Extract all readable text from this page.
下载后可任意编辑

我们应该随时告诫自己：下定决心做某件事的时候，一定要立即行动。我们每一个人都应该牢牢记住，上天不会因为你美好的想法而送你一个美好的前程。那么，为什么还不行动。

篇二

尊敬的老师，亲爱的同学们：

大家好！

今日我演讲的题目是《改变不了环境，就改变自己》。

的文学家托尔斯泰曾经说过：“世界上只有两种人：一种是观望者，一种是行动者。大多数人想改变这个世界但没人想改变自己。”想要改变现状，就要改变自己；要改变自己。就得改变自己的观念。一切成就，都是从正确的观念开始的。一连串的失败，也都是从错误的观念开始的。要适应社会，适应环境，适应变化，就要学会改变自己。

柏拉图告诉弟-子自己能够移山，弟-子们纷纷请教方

:::

## [Exercise directions]
Repeat every record, exactly as written.

## [Exercise answer]
Extract all readable text from this page.
下载后可任意编辑

我们应该随时告诫自己：下定决心做某件事的时候，一定要立即行动。我们每一个人都应该牢牢记住，上天不会因为你美好的想法而送你一个美好的前程。那么，为什么还不行动。

篇二

尊敬的老师，亲爱的同学们：

大家好！

今日我演讲的题目是《改变不了环境，就改变自己》。

的文学家托尔斯泰曾经说过：“世界上只有两种人：一种是观望者，一种是行动者。大多数人想改变这个世界但没人想改变自己。”想要改变现状，就要改变自己；要改变自己。就得改变自己的观念。一切成就，都是从正确的观念开始的。一连串的失败，也都是从错误的观念开始的。要适应社会，适应环境，适应变化，就要学会改变自己。

柏拉图告诉弟-子自己能够移山，弟-子们纷纷请教方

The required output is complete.